Given entries -
· · · · · · ·
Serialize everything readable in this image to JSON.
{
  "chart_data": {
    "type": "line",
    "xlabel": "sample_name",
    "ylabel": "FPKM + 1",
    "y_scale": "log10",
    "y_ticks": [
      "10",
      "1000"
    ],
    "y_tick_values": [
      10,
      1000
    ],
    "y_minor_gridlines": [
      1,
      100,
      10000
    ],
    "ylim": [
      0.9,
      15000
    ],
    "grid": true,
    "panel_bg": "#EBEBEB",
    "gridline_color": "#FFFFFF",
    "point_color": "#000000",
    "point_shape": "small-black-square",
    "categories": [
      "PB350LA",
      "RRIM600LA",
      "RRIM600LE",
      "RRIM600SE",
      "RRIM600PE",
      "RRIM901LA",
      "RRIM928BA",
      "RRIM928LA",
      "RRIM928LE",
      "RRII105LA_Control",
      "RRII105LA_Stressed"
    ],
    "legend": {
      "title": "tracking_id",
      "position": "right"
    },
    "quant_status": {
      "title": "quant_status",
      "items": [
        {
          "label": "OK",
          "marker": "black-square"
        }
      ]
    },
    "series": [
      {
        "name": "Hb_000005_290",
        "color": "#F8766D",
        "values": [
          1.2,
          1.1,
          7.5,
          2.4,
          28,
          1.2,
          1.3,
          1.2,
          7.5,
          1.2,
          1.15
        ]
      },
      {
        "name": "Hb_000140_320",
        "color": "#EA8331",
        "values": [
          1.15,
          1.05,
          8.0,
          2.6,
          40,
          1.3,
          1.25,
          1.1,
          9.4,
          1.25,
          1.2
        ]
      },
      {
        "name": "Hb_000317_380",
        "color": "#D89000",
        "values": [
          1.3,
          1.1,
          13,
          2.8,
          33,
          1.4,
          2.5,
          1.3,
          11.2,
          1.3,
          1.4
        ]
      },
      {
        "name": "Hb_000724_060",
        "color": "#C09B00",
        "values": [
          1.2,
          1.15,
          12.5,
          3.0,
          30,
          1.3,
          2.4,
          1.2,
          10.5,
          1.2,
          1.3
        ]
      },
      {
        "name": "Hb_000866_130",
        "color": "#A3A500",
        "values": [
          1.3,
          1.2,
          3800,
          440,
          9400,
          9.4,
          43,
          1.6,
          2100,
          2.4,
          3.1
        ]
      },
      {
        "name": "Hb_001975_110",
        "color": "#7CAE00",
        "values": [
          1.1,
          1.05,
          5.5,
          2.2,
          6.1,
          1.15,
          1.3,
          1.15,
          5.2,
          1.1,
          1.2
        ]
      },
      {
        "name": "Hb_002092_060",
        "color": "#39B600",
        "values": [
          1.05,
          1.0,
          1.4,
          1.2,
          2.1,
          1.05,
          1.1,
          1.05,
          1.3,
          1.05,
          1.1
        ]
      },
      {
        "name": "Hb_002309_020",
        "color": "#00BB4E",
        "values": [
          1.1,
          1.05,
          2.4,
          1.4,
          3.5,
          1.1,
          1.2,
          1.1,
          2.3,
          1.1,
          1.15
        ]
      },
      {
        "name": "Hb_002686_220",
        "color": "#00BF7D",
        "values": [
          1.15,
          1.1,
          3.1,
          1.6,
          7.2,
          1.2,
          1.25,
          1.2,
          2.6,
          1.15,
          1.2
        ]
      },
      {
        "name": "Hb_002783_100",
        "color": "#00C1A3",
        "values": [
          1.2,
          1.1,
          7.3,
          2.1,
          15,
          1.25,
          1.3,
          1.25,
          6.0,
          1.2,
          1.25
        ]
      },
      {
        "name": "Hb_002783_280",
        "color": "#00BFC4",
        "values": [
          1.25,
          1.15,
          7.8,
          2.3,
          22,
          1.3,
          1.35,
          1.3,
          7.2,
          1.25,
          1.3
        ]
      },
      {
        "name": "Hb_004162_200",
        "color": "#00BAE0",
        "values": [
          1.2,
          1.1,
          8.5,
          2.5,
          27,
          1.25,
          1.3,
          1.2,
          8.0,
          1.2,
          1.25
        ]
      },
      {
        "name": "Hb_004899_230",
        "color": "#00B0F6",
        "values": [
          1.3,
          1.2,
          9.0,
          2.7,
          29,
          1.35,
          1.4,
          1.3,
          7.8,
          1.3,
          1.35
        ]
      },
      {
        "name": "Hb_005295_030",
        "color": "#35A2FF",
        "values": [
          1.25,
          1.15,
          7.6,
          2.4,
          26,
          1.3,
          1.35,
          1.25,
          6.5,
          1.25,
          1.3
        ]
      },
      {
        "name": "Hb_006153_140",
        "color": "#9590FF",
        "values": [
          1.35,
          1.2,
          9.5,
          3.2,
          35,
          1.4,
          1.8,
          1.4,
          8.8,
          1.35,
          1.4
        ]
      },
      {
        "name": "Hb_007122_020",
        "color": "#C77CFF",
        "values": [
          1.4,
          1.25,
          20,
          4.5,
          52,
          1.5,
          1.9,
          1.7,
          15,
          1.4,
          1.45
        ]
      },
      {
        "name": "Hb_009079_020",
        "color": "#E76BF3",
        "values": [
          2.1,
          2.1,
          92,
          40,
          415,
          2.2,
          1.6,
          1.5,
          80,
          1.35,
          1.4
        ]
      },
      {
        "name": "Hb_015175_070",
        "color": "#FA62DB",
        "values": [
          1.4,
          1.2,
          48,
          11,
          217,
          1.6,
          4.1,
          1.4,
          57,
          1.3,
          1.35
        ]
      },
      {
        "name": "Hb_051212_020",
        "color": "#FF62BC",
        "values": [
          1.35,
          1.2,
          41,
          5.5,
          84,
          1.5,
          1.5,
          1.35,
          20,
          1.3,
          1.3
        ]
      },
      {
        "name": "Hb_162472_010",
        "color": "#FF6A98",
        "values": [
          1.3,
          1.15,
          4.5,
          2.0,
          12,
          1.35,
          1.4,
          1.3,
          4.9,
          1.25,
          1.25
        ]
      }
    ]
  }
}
· · · · · · ·
Given instruction - Each line above must be printed exactly as it appears.

Answer below -
Serialize everything readable in this image to JSON.
{
  "chart_data": {
    "type": "line",
    "xlabel": "sample_name",
    "ylabel": "FPKM + 1",
    "y_scale": "log10",
    "y_ticks": [
      "10",
      "1000"
    ],
    "y_tick_values": [
      10,
      1000
    ],
    "y_minor_gridlines": [
      1,
      100,
      10000
    ],
    "ylim": [
      0.9,
      15000
    ],
    "grid": true,
    "panel_bg": "#EBEBEB",
    "gridline_color": "#FFFFFF",
    "point_color": "#000000",
    "point_shape": "small-black-square",
    "categories": [
      "PB350LA",
      "RRIM600LA",
      "RRIM600LE",
      "RRIM600SE",
      "RRIM600PE",
      "RRIM901LA",
      "RRIM928BA",
      "RRIM928LA",
      "RRIM928LE",
      "RRII105LA_Control",
      "RRII105LA_Stressed"
    ],
    "legend": {
      "title": "tracking_id",
      "position": "right"
    },
    "quant_status": {
      "title": "quant_status",
      "items": [
        {
          "label": "OK",
          "marker": "black-square"
        }
      ]
    },
    "series": [
      {
        "name": "Hb_000005_290",
        "color": "#F8766D",
        "values": [
          1.2,
          1.1,
          7.5,
          2.4,
          28,
          1.2,
          1.3,
          1.2,
          7.5,
          1.2,
          1.15
        ]
      },
      {
        "name": "Hb_000140_320",
        "color": "#EA8331",
        "values": [
          1.15,
          1.05,
          8.0,
          2.6,
          40,
          1.3,
          1.25,
          1.1,
          9.4,
          1.25,
          1.2
        ]
      },
      {
        "name": "Hb_000317_380",
        "color": "#D89000",
        "values": [
          1.3,
          1.1,
          13,
          2.8,
          33,
          1.4,
          2.5,
          1.3,
          11.2,
          1.3,
          1.4
        ]
      },
      {
        "name": "Hb_000724_060",
        "color": "#C09B00",
        "values": [
          1.2,
          1.15,
          12.5,
          3.0,
          30,
          1.3,
          2.4,
          1.2,
          10.5,
          1.2,
          1.3
        ]
      },
      {
        "name": "Hb_000866_130",
        "color": "#A3A500",
        "values": [
          1.3,
          1.2,
          3800,
          440,
          9400,
          9.4,
          43,
          1.6,
          2100,
          2.4,
          3.1
        ]
      },
      {
        "name": "Hb_001975_110",
        "color": "#7CAE00",
        "values": [
          1.1,
          1.05,
          5.5,
          2.2,
          6.1,
          1.15,
          1.3,
          1.15,
          5.2,
          1.1,
          1.2
        ]
      },
      {
        "name": "Hb_002092_060",
        "color": "#39B600",
        "values": [
          1.05,
          1.0,
          1.4,
          1.2,
          2.1,
          1.05,
          1.1,
          1.05,
          1.3,
          1.05,
          1.1
        ]
      },
      {
        "name": "Hb_002309_020",
        "color": "#00BB4E",
        "values": [
          1.1,
          1.05,
          2.4,
          1.4,
          3.5,
          1.1,
          1.2,
          1.1,
          2.3,
          1.1,
          1.15
        ]
      },
      {
        "name": "Hb_002686_220",
        "color": "#00BF7D",
        "values": [
          1.15,
          1.1,
          3.1,
          1.6,
          7.2,
          1.2,
          1.25,
          1.2,
          2.6,
          1.15,
          1.2
        ]
      },
      {
        "name": "Hb_002783_100",
        "color": "#00C1A3",
        "values": [
          1.2,
          1.1,
          7.3,
          2.1,
          15,
          1.25,
          1.3,
          1.25,
          6.0,
          1.2,
          1.25
        ]
      },
      {
        "name": "Hb_002783_280",
        "color": "#00BFC4",
        "values": [
          1.25,
          1.15,
          7.8,
          2.3,
          22,
          1.3,
          1.35,
          1.3,
          7.2,
          1.25,
          1.3
        ]
      },
      {
        "name": "Hb_004162_200",
        "color": "#00BAE0",
        "values": [
          1.2,
          1.1,
          8.5,
          2.5,
          27,
          1.25,
          1.3,
          1.2,
          8.0,
          1.2,
          1.25
        ]
      },
      {
        "name": "Hb_004899_230",
        "color": "#00B0F6",
        "values": [
          1.3,
          1.2,
          9.0,
          2.7,
          29,
          1.35,
          1.4,
          1.3,
          7.8,
          1.3,
          1.35
        ]
      },
      {
        "name": "Hb_005295_030",
        "color": "#35A2FF",
        "values": [
          1.25,
          1.15,
          7.6,
          2.4,
          26,
          1.3,
          1.35,
          1.25,
          6.5,
          1.25,
          1.3
        ]
      },
      {
        "name": "Hb_006153_140",
        "color": "#9590FF",
        "values": [
          1.35,
          1.2,
          9.5,
          3.2,
          35,
          1.4,
          1.8,
          1.4,
          8.8,
          1.35,
          1.4
        ]
      },
      {
        "name": "Hb_007122_020",
        "color": "#C77CFF",
        "values": [
          1.4,
          1.25,
          20,
          4.5,
          52,
          1.5,
          1.9,
          1.7,
          15,
          1.4,
          1.45
        ]
      },
      {
        "name": "Hb_009079_020",
        "color": "#E76BF3",
        "values": [
          2.1,
          2.1,
          92,
          40,
          415,
          2.2,
          1.6,
          1.5,
          80,
          1.35,
          1.4
        ]
      },
      {
        "name": "Hb_015175_070",
        "color": "#FA62DB",
        "values": [
          1.4,
          1.2,
          48,
          11,
          217,
          1.6,
          4.1,
          1.4,
          57,
          1.3,
          1.35
        ]
      },
      {
        "name": "Hb_051212_020",
        "color": "#FF62BC",
        "values": [
          1.35,
          1.2,
          41,
          5.5,
          84,
          1.5,
          1.5,
          1.35,
          20,
          1.3,
          1.3
        ]
      },
      {
        "name": "Hb_162472_010",
        "color": "#FF6A98",
        "values": [
          1.3,
          1.15,
          4.5,
          2.0,
          12,
          1.35,
          1.4,
          1.3,
          4.9,
          1.25,
          1.25
        ]
      }
    ]
  }
}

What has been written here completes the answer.